[What the exercise asks]
Retype every line from the one containing "Extract all readable text from this page." through the last line of the records below, both included; leave out the pictures.

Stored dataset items
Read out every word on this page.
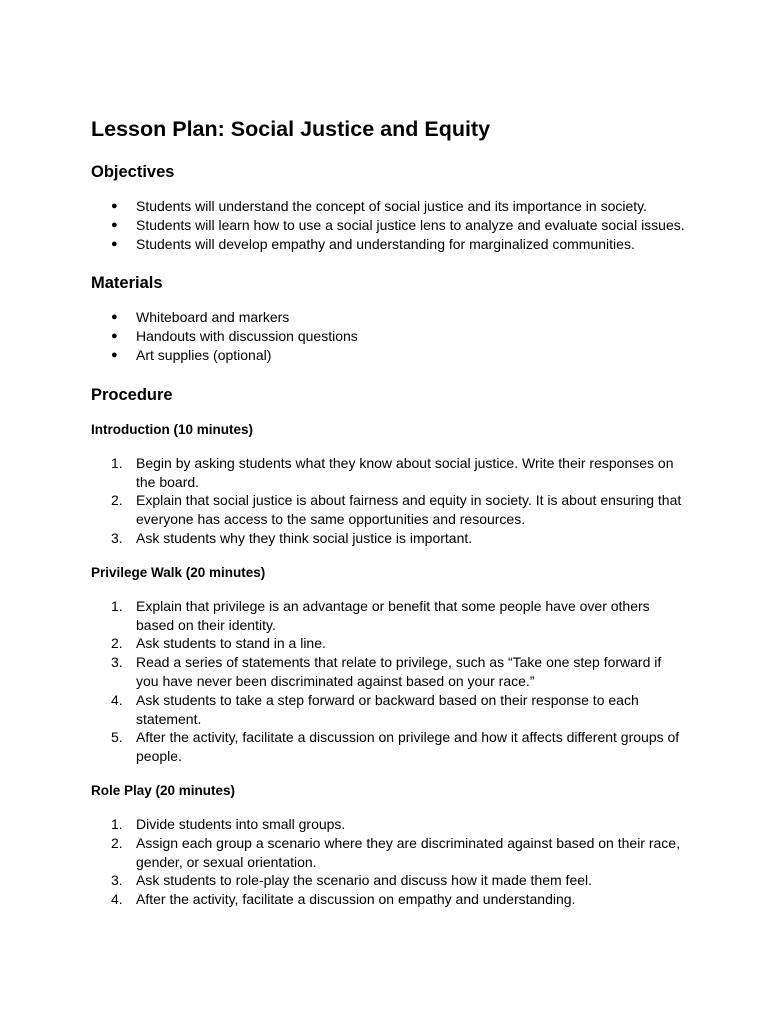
Lesson Plan: Social Justice and Equity
Objectives
● Students will understand the concept of social justice and its importance in society.
● Students will learn how to use a social justice lens to analyze and evaluate social issues.
● Students will develop empathy and understanding for marginalized communities.
Materials
● Whiteboard and markers
● Handouts with discussion questions
● Art supplies (optional)
Procedure
Introduction (10 minutes)
1. Begin by asking students what they know about social justice. Write their responses on
the board.
2. Explain that social justice is about fairness and equity in society. It is about ensuring that
everyone has access to the same opportunities and resources.
3. Ask students why they think social justice is important.
Privilege Walk (20 minutes)
1. Explain that privilege is an advantage or benefit that some people have over others
based on their identity.
2. Ask students to stand in a line.
3. Read a series of statements that relate to privilege, such as “Take one step forward if
you have never been discriminated against based on your race.”
4. Ask students to take a step forward or backward based on their response to each
statement.
5. After the activity, facilitate a discussion on privilege and how it affects different groups of
people.
Role Play (20 minutes)
1. Divide students into small groups.
2. Assign each group a scenario where they are discriminated against based on their race,
gender, or sexual orientation.
3. Ask students to role-play the scenario and discuss how it made them feel.
4. After the activity, facilitate a discussion on empathy and understanding.
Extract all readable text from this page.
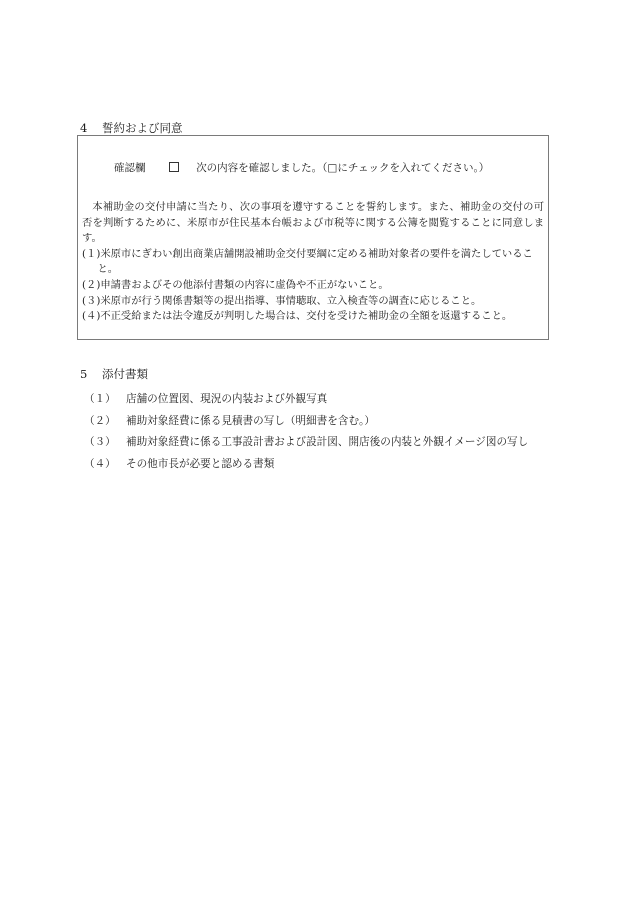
4 誓約および同意
確認欄	次の内容を確認しました。（□にチェックを入れてください。）

本補助金の交付申請に当たり、次の事項を遵守することを誓約します。また、補助金の交付の可否を判断するために、米原市が住民基本台帳および市税等に関する公簿を閲覧することに同意します。

(１)米原市にぎわい創出商業店舗開設補助金交付要綱に定める補助対象者の要件を満たしていること。
(２)申請書およびその他添付書類の内容に虚偽や不正がないこと。
(３)米原市が行う関係書類等の提出指導、事情聴取、立入検査等の調査に応じること。
(４)不正受給または法令違反が判明した場合は、交付を受けた補助金の全額を返還すること。
5 添付書類
（１） 店舗の位置図、現況の内装および外観写真
（２） 補助対象経費に係る見積書の写し（明細書を含む。）
（３） 補助対象経費に係る工事設計書および設計図、開店後の内装と外観イメージ図の写し
（４） その他市長が必要と認める書類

[Output for this task]
Extract all readable text from this page.
4 誓約および同意
確認欄	次の内容を確認しました。（□にチェックを入れてください。）

本補助金の交付申請に当たり、次の事項を遵守することを誓約します。また、補助金の交付の可否を判断するために、米原市が住民基本台帳および市税等に関する公簿を閲覧することに同意します。

(１)米原市にぎわい創出商業店舗開設補助金交付要綱に定める補助対象者の要件を満たしていること。
(２)申請書およびその他添付書類の内容に虚偽や不正がないこと。
(３)米原市が行う関係書類等の提出指導、事情聴取、立入検査等の調査に応じること。
(４)不正受給または法令違反が判明した場合は、交付を受けた補助金の全額を返還すること。
5 添付書類
（１） 店舗の位置図、現況の内装および外観写真
（２） 補助対象経費に係る見積書の写し（明細書を含む。）
（３） 補助対象経費に係る工事設計書および設計図、開店後の内装と外観イメージ図の写し
（４） その他市長が必要と認める書類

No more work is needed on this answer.